-- Goal --
The listing must be reproduced in full, exactly as it stands.

-- Recorded data --
####################

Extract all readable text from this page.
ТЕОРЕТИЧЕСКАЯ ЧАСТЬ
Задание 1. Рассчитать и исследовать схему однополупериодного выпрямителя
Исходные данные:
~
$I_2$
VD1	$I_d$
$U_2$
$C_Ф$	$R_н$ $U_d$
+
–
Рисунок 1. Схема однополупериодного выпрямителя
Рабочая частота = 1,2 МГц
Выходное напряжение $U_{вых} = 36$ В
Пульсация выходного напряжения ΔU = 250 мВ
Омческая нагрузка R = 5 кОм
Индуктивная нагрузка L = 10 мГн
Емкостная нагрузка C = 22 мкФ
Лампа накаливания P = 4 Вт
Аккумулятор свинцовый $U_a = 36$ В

####################

-- Solution below --
Extract all readable text from this page.
ТЕОРЕТИЧЕСКАЯ ЧАСТЬ
Задание 1. Рассчитать и исследовать схему однополупериодного выпрямителя
Исходные данные:
~
$I_2$
VD1	$I_d$
$U_2$
$C_Ф$	$R_н$ $U_d$
+
–
Рисунок 1. Схема однополупериодного выпрямителя
Рабочая частота = 1,2 МГц
Выходное напряжение $U_{вых} = 36$ В
Пульсация выходного напряжения ΔU = 250 мВ
Омческая нагрузка R = 5 кОм
Индуктивная нагрузка L = 10 мГн
Емкостная нагрузка C = 22 мкФ
Лампа накаливания P = 4 Вт
Аккумулятор свинцовый $U_a = 36$ В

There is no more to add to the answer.